## [Set task]
Give back each entry unchanged, minus pictures.

## [Input data]
★ ★ ★
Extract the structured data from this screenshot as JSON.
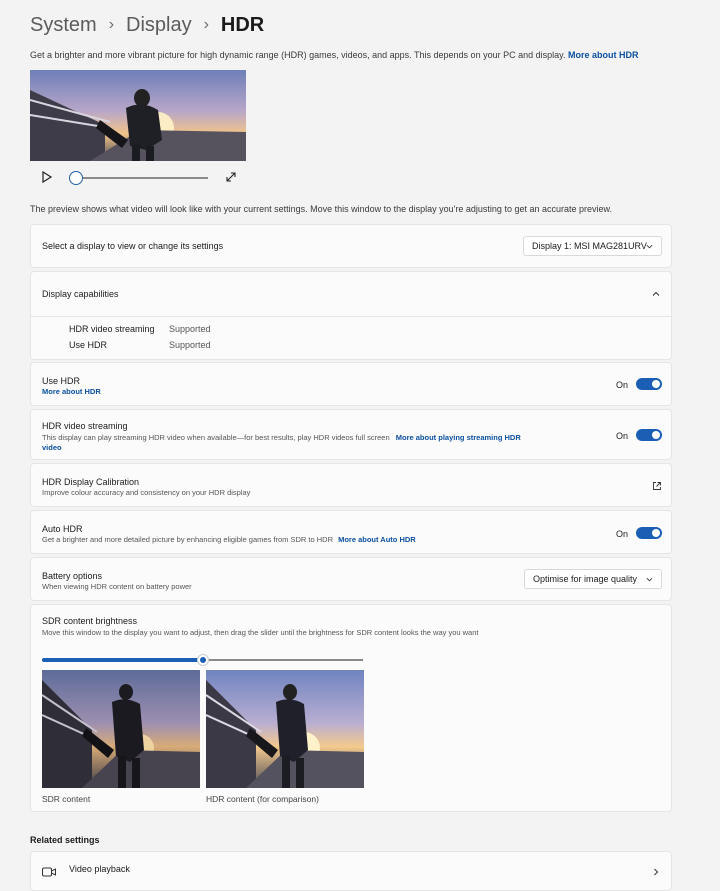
{
  "breadcrumb": {
    "items": [
      "System",
      "Display",
      "HDR"
    ]
  },
  "intro": {
    "text": "Get a brighter and more vibrant picture for high dynamic range (HDR) games, videos, and apps. This depends on your PC and display.",
    "link": "More about HDR"
  },
  "preview": {
    "note": "The preview shows what video will look like with your current settings. Move this window to the display you're adjusting to get an accurate preview.",
    "progress": 0.05
  },
  "select_display": {
    "label": "Select a display to view or change its settings",
    "value": "Display 1: MSI MAG281URV"
  },
  "capabilities": {
    "title": "Display capabilities",
    "rows": [
      {
        "name": "HDR video streaming",
        "status": "Supported"
      },
      {
        "name": "Use HDR",
        "status": "Supported"
      }
    ]
  },
  "use_hdr": {
    "title": "Use HDR",
    "link": "More about HDR",
    "state": "On"
  },
  "hdr_streaming": {
    "title": "HDR video streaming",
    "subtitle": "This display can play streaming HDR video when available—for best results, play HDR videos full screen",
    "link_line1": "More about playing streaming HDR",
    "link_line2": "video",
    "state": "On"
  },
  "calibration": {
    "title": "HDR Display Calibration",
    "subtitle": "Improve colour accuracy and consistency on your HDR display"
  },
  "auto_hdr": {
    "title": "Auto HDR",
    "subtitle": "Get a brighter and more detailed picture by enhancing eligible games from SDR to HDR",
    "link": "More about Auto HDR",
    "state": "On"
  },
  "battery": {
    "title": "Battery options",
    "subtitle": "When viewing HDR content on battery power",
    "value": "Optimise for image quality"
  },
  "sdr_brightness": {
    "title": "SDR content brightness",
    "subtitle": "Move this window to the display you want to adjust, then drag the slider until the brightness for SDR content looks the way you want",
    "level": 0.5,
    "sdr_caption": "SDR content",
    "hdr_caption": "HDR content (for comparison)"
  },
  "related": {
    "heading": "Related settings",
    "item": "Video playback"
  },
  "colors": {
    "accent": "#1a5fb4",
    "link": "#0a4f9e"
  }
}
★ ★ ★
## [Output of the task]
Extract the structured data from this screenshot as JSON.
{
  "breadcrumb": {
    "items": [
      "System",
      "Display",
      "HDR"
    ]
  },
  "intro": {
    "text": "Get a brighter and more vibrant picture for high dynamic range (HDR) games, videos, and apps. This depends on your PC and display.",
    "link": "More about HDR"
  },
  "preview": {
    "note": "The preview shows what video will look like with your current settings. Move this window to the display you're adjusting to get an accurate preview.",
    "progress": 0.05
  },
  "select_display": {
    "label": "Select a display to view or change its settings",
    "value": "Display 1: MSI MAG281URV"
  },
  "capabilities": {
    "title": "Display capabilities",
    "rows": [
      {
        "name": "HDR video streaming",
        "status": "Supported"
      },
      {
        "name": "Use HDR",
        "status": "Supported"
      }
    ]
  },
  "use_hdr": {
    "title": "Use HDR",
    "link": "More about HDR",
    "state": "On"
  },
  "hdr_streaming": {
    "title": "HDR video streaming",
    "subtitle": "This display can play streaming HDR video when available—for best results, play HDR videos full screen",
    "link_line1": "More about playing streaming HDR",
    "link_line2": "video",
    "state": "On"
  },
  "calibration": {
    "title": "HDR Display Calibration",
    "subtitle": "Improve colour accuracy and consistency on your HDR display"
  },
  "auto_hdr": {
    "title": "Auto HDR",
    "subtitle": "Get a brighter and more detailed picture by enhancing eligible games from SDR to HDR",
    "link": "More about Auto HDR",
    "state": "On"
  },
  "battery": {
    "title": "Battery options",
    "subtitle": "When viewing HDR content on battery power",
    "value": "Optimise for image quality"
  },
  "sdr_brightness": {
    "title": "SDR content brightness",
    "subtitle": "Move this window to the display you want to adjust, then drag the slider until the brightness for SDR content looks the way you want",
    "level": 0.5,
    "sdr_caption": "SDR content",
    "hdr_caption": "HDR content (for comparison)"
  },
  "related": {
    "heading": "Related settings",
    "item": "Video playback"
  },
  "colors": {
    "accent": "#1a5fb4",
    "link": "#0a4f9e"
  }
}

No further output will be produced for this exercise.